What you are asked to do> Look through the data and write out every line with the word "JSON" in it.

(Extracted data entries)
* begin *

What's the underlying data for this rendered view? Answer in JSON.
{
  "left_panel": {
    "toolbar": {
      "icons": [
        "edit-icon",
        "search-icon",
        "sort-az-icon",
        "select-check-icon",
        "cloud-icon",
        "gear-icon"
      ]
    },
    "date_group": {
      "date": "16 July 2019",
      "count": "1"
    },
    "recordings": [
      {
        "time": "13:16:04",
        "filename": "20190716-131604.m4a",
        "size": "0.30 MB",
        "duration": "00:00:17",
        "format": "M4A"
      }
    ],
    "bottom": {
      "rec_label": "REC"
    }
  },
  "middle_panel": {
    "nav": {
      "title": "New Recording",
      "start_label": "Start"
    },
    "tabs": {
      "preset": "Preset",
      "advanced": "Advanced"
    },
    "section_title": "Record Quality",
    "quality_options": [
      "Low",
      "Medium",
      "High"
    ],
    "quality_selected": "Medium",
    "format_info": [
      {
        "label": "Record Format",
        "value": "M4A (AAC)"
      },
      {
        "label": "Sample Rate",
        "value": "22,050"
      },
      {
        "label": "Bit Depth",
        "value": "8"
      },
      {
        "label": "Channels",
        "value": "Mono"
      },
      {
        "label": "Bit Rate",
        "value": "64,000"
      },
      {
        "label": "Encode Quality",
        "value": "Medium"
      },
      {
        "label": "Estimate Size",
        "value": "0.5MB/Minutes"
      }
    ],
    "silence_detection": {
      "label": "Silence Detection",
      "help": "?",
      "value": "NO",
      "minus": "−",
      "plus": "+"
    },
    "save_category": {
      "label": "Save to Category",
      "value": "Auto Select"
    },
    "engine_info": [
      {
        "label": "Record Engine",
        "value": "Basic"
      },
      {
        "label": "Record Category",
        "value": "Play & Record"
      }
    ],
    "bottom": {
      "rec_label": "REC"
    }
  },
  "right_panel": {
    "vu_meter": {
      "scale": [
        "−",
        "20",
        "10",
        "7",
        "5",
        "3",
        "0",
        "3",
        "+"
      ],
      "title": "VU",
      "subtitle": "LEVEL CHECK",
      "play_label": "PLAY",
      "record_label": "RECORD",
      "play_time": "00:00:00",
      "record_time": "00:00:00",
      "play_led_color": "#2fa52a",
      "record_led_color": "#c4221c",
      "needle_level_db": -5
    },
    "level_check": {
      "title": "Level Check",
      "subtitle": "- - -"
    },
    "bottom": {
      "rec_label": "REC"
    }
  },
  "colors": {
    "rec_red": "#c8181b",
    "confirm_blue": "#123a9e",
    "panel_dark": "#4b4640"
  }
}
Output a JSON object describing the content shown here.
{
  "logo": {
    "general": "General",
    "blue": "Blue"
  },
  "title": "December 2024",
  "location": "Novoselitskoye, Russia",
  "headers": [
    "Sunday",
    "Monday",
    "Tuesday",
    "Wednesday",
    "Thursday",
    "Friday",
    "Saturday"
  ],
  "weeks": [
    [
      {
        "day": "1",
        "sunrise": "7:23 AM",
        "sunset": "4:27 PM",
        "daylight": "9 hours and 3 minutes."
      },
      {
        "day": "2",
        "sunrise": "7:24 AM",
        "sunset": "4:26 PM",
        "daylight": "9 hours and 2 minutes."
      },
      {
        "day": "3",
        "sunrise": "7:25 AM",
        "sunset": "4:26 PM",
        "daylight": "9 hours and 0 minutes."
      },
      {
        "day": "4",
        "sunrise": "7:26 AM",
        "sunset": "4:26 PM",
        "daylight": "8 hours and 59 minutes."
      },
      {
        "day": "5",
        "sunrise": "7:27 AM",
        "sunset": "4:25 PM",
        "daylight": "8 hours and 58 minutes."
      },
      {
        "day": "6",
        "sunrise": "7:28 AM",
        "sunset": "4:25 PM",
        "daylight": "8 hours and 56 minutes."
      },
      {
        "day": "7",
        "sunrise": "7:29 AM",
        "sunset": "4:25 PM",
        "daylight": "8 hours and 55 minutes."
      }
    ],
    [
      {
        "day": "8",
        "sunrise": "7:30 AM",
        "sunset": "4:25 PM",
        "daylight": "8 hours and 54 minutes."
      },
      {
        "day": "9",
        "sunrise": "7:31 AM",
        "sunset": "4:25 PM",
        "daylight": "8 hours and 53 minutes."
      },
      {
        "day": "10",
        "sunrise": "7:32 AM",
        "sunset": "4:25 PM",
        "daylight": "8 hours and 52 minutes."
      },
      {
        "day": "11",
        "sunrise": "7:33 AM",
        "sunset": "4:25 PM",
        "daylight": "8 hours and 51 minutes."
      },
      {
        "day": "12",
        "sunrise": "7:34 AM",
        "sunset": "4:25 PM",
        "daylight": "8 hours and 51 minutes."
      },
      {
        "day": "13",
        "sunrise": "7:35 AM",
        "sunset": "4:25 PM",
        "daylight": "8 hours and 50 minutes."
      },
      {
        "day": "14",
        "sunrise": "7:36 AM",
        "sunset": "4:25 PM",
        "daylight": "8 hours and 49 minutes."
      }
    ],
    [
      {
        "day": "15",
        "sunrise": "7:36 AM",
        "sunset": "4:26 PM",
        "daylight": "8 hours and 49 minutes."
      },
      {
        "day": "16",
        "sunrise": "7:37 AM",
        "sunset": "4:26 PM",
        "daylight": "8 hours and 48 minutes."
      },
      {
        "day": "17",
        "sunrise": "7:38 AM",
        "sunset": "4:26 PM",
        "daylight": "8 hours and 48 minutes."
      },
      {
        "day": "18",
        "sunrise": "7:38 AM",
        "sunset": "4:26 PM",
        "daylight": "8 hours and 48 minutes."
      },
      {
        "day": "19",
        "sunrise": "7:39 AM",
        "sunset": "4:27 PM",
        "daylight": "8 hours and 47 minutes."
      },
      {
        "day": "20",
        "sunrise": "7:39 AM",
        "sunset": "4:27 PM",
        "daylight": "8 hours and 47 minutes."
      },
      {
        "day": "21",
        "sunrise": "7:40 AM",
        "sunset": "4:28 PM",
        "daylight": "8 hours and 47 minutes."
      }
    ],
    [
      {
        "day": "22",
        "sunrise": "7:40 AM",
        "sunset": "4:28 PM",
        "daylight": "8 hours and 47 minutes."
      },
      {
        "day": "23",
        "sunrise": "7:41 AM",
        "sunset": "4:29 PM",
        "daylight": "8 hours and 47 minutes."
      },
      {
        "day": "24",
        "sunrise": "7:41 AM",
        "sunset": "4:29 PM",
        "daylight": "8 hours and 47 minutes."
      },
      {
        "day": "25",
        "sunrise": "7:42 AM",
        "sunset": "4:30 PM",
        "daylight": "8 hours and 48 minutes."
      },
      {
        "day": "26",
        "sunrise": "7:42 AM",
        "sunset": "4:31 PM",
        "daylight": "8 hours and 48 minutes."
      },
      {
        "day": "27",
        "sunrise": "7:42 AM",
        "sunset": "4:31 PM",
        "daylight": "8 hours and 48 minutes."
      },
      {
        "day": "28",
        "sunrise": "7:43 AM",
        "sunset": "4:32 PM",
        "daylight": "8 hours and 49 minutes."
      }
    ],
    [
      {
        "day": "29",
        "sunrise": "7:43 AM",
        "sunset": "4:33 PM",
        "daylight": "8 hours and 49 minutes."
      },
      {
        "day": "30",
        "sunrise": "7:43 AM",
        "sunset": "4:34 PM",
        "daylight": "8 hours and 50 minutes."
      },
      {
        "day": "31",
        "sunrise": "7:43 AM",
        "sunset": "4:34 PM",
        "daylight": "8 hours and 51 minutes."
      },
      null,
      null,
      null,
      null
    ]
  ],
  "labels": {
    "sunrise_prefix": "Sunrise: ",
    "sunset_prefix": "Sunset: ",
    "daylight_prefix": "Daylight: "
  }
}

* end *

Correct output>
What's the underlying data for this rendered view? Answer in JSON.
Output a JSON object describing the content shown here.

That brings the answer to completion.